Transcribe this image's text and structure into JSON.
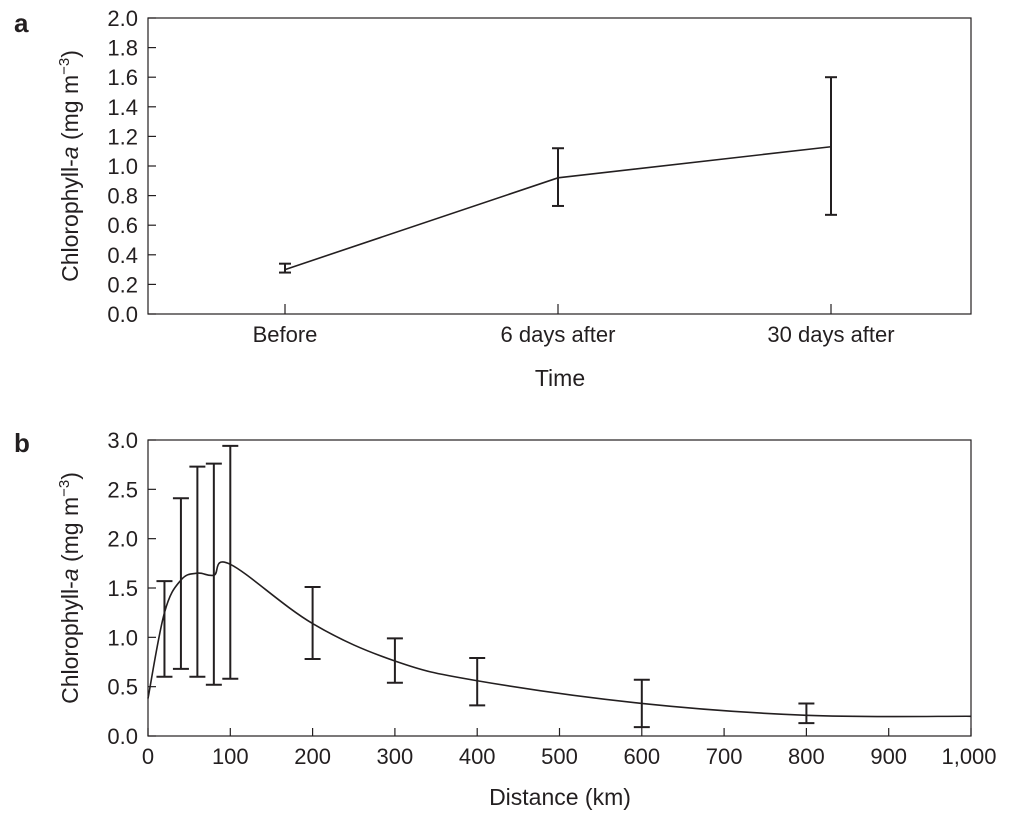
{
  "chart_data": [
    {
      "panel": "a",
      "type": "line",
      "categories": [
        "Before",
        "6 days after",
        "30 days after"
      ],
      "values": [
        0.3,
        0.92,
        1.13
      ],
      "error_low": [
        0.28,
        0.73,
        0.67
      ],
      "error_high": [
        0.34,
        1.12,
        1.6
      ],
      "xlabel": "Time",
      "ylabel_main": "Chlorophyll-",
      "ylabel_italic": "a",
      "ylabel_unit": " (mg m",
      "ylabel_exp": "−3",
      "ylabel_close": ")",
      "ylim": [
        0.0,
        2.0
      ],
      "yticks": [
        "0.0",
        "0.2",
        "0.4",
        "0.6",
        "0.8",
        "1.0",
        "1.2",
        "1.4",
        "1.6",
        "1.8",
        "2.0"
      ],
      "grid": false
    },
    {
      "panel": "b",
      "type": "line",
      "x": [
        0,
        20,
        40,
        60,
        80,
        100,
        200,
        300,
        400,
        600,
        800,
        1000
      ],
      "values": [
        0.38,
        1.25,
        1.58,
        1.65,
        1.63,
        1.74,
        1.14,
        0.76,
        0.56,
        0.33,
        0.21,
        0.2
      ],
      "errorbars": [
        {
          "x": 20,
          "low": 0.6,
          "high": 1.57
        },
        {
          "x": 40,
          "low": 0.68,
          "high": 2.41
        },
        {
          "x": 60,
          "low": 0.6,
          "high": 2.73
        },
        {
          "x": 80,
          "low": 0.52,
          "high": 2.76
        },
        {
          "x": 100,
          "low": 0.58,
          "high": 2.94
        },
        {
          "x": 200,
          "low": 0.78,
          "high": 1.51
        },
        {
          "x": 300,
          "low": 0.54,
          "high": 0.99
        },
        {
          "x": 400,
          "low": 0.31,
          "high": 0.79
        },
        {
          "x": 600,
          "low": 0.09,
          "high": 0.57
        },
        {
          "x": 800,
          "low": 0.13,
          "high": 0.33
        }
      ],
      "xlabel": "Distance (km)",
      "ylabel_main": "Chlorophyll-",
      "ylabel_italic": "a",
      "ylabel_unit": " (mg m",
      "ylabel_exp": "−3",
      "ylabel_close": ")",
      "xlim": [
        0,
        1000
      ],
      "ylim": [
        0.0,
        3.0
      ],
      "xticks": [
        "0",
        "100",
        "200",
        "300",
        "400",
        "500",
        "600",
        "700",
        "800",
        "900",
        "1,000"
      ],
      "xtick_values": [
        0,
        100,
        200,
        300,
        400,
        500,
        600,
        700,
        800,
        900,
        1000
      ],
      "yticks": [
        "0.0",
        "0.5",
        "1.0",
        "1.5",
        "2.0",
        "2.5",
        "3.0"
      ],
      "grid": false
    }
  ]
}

____

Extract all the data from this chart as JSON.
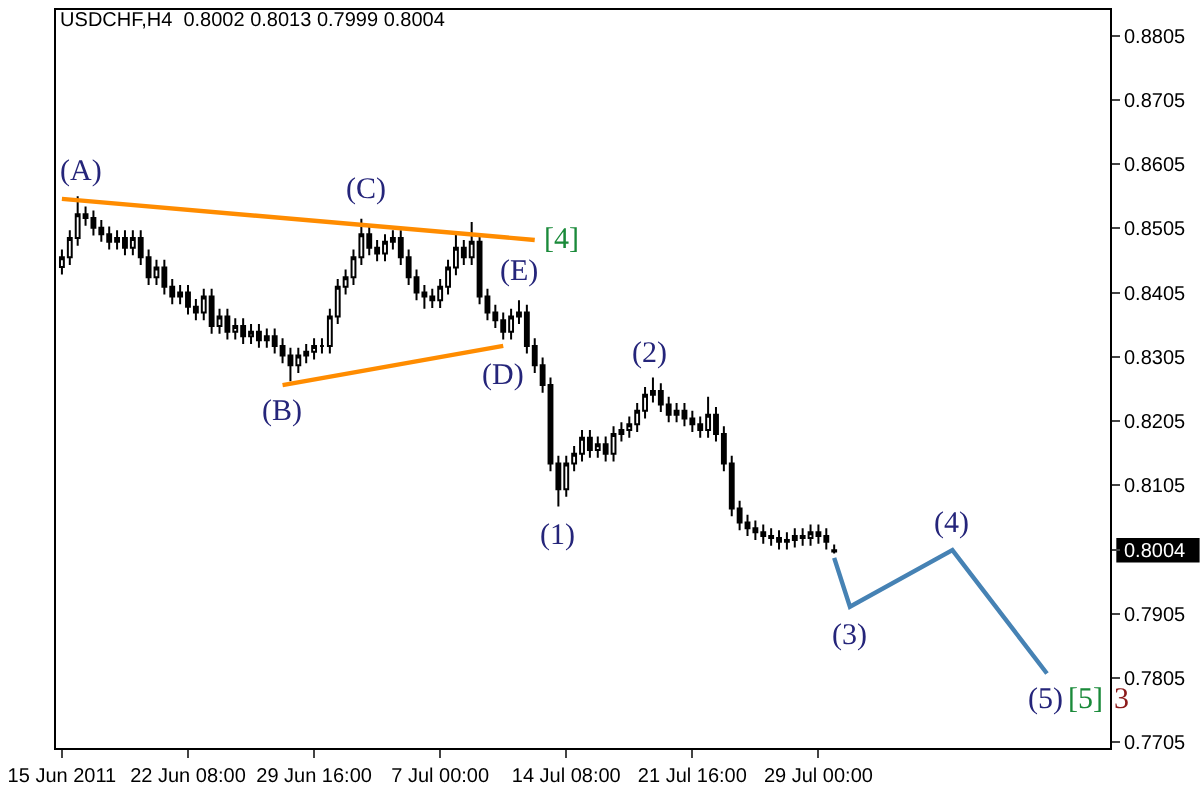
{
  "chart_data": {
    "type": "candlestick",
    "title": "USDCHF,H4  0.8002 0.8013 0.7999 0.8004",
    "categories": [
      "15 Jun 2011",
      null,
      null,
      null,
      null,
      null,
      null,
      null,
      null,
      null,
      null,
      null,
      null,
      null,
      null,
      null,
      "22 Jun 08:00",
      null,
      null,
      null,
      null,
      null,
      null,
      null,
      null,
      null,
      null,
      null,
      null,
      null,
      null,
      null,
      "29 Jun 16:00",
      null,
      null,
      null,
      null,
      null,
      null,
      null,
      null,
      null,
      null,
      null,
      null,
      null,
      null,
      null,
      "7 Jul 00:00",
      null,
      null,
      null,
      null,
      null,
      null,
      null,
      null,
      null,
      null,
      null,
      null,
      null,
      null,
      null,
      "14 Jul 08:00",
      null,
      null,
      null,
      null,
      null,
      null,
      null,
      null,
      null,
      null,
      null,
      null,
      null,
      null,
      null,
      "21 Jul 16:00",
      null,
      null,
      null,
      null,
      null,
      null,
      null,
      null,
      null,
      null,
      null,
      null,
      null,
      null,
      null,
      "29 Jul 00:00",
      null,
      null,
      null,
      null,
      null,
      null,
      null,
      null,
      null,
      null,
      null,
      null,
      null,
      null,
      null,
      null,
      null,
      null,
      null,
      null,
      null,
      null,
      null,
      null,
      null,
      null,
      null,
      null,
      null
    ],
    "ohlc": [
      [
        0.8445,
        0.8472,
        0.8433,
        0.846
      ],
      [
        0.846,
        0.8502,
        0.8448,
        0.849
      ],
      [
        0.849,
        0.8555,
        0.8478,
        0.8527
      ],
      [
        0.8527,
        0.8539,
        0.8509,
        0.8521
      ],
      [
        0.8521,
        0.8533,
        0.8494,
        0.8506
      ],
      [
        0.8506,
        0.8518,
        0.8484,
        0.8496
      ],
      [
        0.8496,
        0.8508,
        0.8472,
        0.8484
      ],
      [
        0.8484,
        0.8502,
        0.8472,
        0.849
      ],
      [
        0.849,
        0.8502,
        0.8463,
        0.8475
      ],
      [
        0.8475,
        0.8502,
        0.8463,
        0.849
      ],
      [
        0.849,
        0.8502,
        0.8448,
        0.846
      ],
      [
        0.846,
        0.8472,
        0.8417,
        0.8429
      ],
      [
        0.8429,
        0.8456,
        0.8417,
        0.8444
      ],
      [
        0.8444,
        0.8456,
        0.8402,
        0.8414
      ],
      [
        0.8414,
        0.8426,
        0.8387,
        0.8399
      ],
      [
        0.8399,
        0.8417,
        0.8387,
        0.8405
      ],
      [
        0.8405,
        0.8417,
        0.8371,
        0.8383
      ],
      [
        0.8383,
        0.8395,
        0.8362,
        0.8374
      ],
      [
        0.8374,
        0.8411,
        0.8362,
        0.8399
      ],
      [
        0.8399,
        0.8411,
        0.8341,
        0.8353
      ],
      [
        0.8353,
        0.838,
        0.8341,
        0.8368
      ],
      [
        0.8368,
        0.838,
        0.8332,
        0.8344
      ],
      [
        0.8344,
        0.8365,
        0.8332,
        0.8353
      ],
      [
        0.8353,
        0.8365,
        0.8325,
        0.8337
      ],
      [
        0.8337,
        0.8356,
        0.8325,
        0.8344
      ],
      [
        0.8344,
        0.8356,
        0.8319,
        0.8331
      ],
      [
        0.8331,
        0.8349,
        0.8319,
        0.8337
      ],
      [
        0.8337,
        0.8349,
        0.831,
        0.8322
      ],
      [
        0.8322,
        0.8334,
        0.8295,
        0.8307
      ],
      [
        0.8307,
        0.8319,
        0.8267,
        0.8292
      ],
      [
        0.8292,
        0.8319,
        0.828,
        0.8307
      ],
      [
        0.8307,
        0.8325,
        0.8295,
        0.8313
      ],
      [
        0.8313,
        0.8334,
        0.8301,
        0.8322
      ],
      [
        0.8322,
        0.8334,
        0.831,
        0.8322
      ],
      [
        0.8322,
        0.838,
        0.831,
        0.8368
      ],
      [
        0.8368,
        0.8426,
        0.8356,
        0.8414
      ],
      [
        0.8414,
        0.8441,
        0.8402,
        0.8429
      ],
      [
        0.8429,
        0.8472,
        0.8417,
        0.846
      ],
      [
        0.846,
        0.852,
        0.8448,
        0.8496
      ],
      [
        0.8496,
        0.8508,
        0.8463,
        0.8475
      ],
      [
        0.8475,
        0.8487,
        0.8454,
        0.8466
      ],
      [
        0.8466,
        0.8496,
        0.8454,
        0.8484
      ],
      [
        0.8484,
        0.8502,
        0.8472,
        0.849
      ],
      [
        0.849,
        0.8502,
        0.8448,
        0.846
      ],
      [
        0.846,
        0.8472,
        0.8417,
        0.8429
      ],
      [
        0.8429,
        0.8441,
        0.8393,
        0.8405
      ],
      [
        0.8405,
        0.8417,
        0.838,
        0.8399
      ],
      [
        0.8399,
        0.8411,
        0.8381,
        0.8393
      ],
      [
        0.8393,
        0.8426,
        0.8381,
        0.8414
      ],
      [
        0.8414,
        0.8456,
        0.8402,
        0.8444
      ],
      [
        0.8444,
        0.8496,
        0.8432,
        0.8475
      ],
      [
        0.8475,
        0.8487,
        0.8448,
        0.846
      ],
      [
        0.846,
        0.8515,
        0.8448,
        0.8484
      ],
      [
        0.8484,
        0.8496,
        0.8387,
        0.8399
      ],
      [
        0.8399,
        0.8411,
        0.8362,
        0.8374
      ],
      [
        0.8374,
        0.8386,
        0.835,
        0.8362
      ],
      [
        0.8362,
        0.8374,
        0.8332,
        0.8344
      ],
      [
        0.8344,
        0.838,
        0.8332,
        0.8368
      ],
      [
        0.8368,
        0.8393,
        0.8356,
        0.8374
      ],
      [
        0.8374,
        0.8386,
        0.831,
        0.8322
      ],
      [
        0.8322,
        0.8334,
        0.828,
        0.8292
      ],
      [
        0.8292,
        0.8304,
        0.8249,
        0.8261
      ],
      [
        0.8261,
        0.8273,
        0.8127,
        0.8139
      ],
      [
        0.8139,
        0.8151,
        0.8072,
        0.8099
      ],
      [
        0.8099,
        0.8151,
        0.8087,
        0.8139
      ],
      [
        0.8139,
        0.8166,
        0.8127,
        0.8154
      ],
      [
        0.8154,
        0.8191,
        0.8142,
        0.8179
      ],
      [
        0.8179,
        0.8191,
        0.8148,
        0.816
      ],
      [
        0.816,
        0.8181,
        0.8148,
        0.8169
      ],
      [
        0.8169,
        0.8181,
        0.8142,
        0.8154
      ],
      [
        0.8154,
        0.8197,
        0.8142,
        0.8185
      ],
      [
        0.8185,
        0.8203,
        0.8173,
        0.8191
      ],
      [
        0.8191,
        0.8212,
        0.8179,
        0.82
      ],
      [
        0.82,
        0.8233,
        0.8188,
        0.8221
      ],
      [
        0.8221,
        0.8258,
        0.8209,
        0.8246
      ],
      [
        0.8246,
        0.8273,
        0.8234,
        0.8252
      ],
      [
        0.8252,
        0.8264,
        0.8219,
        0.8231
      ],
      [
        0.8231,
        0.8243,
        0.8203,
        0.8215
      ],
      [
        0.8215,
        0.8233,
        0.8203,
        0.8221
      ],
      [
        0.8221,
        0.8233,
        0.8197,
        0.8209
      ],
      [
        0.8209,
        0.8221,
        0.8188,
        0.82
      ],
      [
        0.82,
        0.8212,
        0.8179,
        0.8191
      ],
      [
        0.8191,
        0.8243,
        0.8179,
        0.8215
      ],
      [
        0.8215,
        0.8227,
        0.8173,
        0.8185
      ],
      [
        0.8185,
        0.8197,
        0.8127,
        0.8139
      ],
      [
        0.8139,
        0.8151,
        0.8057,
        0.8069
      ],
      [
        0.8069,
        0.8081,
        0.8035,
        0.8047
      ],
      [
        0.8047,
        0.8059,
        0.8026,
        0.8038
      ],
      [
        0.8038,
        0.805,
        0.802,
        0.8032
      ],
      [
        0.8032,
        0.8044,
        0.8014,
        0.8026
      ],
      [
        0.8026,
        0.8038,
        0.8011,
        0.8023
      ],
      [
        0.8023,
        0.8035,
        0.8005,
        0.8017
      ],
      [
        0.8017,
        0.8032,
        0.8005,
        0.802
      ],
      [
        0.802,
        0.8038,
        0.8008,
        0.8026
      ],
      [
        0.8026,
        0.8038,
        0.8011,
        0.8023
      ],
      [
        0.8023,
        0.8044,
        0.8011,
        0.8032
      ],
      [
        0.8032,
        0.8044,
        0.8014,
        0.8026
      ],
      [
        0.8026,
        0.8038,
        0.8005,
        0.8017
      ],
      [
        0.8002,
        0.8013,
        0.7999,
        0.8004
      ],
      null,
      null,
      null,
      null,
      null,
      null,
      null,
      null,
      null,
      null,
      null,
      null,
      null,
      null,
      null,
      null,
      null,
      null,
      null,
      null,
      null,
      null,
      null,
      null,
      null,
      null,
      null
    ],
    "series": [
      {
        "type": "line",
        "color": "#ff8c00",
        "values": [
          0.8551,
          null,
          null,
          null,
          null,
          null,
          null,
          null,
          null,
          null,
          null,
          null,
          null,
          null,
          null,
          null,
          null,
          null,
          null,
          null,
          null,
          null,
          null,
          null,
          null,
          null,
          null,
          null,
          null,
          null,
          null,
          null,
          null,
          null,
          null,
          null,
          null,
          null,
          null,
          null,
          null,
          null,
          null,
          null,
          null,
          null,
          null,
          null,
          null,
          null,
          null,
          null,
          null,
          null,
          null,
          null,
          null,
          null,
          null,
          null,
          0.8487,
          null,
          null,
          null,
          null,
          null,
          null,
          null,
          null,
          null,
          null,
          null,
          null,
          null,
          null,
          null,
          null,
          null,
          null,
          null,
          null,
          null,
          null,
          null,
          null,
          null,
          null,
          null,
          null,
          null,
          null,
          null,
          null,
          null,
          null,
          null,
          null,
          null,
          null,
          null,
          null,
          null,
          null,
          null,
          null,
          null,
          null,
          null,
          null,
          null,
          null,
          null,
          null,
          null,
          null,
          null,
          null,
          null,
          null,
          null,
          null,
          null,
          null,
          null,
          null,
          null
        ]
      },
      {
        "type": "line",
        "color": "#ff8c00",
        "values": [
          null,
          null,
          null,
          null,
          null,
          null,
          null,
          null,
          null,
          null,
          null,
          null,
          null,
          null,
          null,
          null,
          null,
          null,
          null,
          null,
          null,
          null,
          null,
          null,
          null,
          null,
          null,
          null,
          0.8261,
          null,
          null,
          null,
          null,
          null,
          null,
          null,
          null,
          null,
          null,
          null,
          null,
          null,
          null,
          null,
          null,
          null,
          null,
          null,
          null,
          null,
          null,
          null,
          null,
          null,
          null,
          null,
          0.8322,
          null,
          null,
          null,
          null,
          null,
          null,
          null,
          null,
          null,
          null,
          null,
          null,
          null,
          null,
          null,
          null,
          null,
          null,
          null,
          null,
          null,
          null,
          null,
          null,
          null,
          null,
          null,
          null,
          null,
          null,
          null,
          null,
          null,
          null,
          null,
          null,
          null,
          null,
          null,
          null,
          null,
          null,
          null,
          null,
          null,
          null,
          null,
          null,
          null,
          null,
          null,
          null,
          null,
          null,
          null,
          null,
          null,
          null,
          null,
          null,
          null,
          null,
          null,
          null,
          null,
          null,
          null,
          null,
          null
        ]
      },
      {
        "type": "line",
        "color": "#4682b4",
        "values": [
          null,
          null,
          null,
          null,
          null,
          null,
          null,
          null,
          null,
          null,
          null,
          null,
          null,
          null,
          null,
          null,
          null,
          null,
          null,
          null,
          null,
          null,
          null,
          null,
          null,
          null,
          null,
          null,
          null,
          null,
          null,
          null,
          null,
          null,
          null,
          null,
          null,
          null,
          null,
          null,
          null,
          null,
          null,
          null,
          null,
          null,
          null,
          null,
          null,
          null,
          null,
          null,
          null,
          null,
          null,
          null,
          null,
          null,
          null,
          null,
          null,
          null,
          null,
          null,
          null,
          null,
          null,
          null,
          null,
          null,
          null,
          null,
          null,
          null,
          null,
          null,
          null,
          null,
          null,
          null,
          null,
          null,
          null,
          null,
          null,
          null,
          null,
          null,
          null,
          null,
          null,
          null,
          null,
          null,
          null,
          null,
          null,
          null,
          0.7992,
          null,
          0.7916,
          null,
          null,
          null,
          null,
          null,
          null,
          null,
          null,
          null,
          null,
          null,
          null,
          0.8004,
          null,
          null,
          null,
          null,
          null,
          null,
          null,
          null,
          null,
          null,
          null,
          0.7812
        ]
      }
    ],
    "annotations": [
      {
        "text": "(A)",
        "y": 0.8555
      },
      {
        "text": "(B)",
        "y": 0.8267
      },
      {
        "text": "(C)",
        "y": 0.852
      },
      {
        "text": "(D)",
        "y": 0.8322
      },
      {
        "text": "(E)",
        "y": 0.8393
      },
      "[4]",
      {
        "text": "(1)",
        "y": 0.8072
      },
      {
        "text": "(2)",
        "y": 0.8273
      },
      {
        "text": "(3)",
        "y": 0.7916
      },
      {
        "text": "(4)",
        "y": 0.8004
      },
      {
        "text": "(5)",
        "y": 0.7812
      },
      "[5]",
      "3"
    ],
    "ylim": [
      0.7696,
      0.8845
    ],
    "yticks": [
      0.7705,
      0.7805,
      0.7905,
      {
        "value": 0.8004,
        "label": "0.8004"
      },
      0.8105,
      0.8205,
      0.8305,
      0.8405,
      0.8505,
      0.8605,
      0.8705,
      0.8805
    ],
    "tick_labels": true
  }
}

____

## Job
Scan the lines for the string "this". Copy out each line that matches.

## The response
Transcribe this image's text and structure into JSON.
Extract all the data from this chart as JSON.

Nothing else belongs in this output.